# Start of Extract to read

Visible out the rain-spotted window is the majestic cupola of the Illinois state Capitol building in Springfield.

The men are discussing the state's imminent collapse under the weight of a $13 billion deficit.

"Over? Did you say 'over'?" asks the governor. "Nothing is over until we decide it is! Was it over when the Germans bombed Pearl Harbor?"

Quietly and matter-of-factly, the powerful Speaker of the Illinois House comes to his senses and agrees with the governor.

"We could do it with conventional weapons that could take years and cost millions of lives. No, I think we have to go all out. I think that this situation absolutely requires a really futile and stupid gesture be done on somebody's part."

Yes, says the governor. "We're just the guys to do it."

"Let's do it!" shouts the speaker.

"Let's do it!" agrees the governor, as they march out of the office to execute the final hope to save Illinois.

Fade to black.

The next scene isn't a payback-parade as in the Oscar-snubbed classic film Animal House (1978). In that movie, a group of college fraternity brothers become enraged when their dean declares "no more fun of any kind" and expels them. They successfully retaliate by wrecking the college homecoming parade.

While the Illinois Legislature may resemble that cast of characters, the real-life case of finding a solution to state's current $13 billion budget fiasco is to be found elsewhere.

The "really futile and stupid gesture" is a state entry fee.

Perhaps you've been subjected to paying one while traveling out of the U.S. They sometimes also take the form of a fee you must pay to leave the country. Whatever.

Costa Rica and Peru charge American visitors a $30 tax. Belize $35. Ecuador $45. Chile $100.

Argentina tops the list. Visitors from the U.S. have to hand over $131 cash after deplaning in Buenos Aires.

# End of Extract to read
# Start of Stored data

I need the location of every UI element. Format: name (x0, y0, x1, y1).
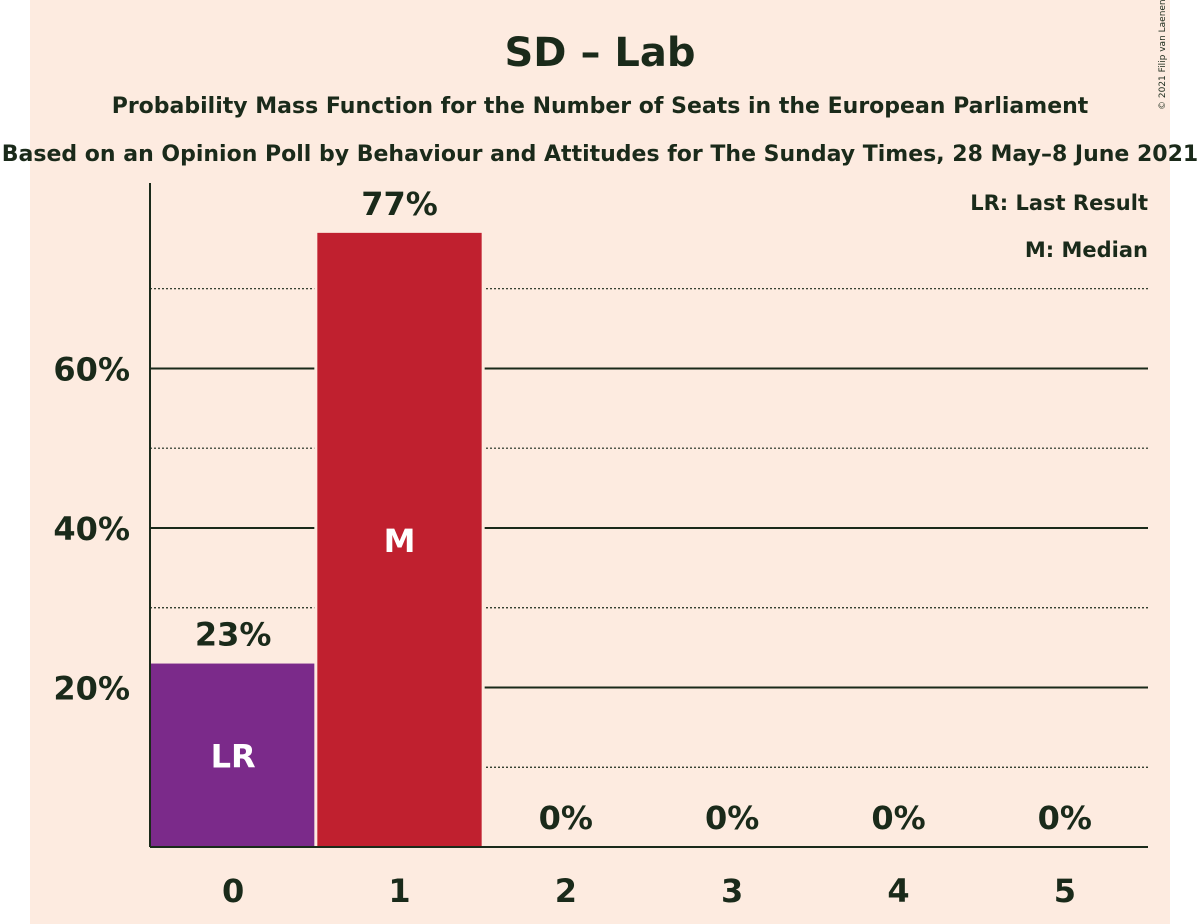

# End of Stored data

▸ Instructions:
a) Copy out the stretch of the Illinois budget piece from "Yes, says the" through "state entry fee.", replacing "homecoming parade" with "spring formal".
b) Translate this sentence from the Illinois budget piece into Spanish: "They successfully retaliate by wrecking the college homecoming parade."

▸ Responses to the exercise:
a)
Yes, says the governor. "We're just the guys to do it."

"Let's do it!" shouts the speaker.

"Let's do it!" agrees the governor, as they march out of the office to execute the final hope to save Illinois.

Fade to black.

The next scene isn't a payback-parade as in the Oscar-snubbed classic film Animal House (1978). In that movie, a group of college fraternity brothers become enraged when their dean declares "no more fun of any kind" and expels them. They successfully retaliate by wrecking the college spring formal.

While the Illinois Legislature may resemble that cast of characters, the real-life case of finding a solution to state's current $13 billion budget fiasco is to be found elsewhere.

The "really futile and stupid gesture" is a state entry fee.

b) Se vengan con éxito arruinando el desfile de reencuentro de exalumnos de la universidad.